» **GIVEN TASK**: Each line of the listing that contains the word "scene" is to be copied.

» **RECORDS SUPPLIED**:
╭──
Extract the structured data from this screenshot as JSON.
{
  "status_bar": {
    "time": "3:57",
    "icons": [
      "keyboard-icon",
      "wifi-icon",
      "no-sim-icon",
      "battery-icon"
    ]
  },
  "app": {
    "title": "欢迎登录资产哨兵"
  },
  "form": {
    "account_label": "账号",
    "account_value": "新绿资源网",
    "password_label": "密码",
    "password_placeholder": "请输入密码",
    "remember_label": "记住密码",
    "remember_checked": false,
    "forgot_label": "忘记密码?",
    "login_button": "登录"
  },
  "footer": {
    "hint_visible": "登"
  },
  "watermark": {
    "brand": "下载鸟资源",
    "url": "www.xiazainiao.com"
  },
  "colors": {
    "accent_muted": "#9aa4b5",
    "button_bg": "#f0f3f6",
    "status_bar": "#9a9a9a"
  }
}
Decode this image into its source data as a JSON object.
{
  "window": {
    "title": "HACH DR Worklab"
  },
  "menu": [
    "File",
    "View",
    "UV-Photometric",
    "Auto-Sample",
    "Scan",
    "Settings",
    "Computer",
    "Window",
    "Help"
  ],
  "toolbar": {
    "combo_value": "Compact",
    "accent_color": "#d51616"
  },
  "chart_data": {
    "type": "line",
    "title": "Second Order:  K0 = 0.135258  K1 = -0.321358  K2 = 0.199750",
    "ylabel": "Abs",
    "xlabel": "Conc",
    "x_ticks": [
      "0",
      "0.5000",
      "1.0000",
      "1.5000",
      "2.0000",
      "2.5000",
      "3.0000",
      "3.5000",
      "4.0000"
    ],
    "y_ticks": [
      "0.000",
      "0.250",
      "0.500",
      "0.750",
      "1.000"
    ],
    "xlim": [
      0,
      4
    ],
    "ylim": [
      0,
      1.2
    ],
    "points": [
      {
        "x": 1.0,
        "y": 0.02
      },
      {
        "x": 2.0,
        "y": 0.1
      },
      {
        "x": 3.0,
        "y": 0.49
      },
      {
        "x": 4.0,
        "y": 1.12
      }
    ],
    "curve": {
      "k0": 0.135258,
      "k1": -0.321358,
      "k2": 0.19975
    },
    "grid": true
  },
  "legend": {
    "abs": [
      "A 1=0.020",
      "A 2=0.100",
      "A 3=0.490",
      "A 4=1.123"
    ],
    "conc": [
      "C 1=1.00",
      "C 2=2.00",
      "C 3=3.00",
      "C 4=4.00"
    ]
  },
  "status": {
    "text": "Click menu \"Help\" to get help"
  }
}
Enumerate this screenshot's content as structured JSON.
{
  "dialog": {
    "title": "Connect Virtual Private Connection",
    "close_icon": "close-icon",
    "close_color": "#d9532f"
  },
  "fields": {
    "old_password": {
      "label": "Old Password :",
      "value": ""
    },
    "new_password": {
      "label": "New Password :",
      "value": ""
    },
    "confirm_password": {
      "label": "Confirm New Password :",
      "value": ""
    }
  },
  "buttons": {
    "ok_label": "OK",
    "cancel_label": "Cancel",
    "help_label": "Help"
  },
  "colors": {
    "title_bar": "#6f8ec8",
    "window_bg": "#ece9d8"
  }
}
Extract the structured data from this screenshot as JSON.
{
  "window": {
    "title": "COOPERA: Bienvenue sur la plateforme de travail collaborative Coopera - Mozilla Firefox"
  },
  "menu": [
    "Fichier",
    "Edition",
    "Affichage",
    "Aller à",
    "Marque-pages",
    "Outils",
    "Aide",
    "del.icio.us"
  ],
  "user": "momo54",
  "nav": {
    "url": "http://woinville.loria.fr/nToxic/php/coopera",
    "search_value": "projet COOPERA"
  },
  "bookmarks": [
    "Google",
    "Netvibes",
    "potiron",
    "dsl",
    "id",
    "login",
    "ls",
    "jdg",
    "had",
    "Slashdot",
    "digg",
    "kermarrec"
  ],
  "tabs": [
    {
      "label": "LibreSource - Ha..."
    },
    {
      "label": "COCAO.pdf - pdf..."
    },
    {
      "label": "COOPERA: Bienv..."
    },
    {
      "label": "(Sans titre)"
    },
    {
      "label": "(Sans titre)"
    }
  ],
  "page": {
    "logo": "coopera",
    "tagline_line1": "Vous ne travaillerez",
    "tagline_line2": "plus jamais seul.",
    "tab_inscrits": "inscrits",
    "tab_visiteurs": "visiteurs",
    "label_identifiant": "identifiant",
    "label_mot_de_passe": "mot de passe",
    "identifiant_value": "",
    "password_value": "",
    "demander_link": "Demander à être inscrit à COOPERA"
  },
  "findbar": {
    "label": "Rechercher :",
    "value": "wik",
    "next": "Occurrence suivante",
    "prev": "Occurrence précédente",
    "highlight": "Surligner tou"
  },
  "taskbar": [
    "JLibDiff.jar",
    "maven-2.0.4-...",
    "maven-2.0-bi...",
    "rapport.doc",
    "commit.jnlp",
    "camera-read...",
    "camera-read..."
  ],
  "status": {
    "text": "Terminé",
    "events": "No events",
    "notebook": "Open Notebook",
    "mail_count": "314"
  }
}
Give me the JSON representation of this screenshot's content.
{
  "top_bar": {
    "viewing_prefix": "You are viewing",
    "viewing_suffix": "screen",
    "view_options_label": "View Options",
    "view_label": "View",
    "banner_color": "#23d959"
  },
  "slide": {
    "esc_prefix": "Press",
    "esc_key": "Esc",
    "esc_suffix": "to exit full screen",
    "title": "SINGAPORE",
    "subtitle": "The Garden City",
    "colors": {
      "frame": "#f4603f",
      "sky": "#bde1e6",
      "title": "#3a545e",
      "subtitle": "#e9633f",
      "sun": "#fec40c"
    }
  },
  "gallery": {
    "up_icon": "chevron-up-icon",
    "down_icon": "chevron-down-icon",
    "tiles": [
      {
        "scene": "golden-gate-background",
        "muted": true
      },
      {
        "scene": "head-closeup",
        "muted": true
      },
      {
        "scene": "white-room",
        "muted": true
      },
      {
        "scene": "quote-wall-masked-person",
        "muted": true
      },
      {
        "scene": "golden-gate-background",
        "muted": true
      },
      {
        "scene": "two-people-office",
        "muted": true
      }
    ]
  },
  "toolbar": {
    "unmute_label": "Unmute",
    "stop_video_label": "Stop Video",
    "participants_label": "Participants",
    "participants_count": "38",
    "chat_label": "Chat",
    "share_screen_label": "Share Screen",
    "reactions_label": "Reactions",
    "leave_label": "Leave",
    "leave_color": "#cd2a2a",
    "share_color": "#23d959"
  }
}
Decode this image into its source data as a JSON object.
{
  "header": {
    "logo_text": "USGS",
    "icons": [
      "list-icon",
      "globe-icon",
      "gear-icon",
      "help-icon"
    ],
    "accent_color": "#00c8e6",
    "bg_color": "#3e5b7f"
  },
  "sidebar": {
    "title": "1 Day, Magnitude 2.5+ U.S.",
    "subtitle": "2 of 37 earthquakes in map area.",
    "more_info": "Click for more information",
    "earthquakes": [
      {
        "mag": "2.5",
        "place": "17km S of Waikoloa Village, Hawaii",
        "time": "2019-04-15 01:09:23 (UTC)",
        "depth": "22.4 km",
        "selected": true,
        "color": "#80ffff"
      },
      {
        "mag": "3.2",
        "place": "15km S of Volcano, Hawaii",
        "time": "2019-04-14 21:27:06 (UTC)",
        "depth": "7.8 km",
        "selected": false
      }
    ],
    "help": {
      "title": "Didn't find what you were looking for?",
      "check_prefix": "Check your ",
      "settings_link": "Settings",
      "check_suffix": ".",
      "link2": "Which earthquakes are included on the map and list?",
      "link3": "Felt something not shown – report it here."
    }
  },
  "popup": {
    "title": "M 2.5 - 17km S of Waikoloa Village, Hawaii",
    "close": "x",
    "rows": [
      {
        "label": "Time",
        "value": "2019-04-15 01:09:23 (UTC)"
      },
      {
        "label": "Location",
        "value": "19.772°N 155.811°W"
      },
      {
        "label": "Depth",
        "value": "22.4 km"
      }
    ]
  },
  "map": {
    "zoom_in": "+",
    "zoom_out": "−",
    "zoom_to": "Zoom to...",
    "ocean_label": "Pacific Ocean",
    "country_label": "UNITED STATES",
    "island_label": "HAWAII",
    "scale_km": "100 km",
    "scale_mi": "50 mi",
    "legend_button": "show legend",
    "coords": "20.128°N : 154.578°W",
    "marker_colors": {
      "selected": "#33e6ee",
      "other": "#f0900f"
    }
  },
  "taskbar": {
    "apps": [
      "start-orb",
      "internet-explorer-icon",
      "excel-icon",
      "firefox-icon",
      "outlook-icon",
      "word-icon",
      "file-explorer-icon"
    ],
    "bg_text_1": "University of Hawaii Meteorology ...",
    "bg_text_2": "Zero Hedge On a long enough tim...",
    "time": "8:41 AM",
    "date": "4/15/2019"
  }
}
╰──
» **SOLUTION BELOW**:
        "scene": "golden-gate-background",
        "scene": "head-closeup",
        "scene": "white-room",
        "scene": "quote-wall-masked-person",
        "scene": "golden-gate-background",
        "scene": "two-people-office",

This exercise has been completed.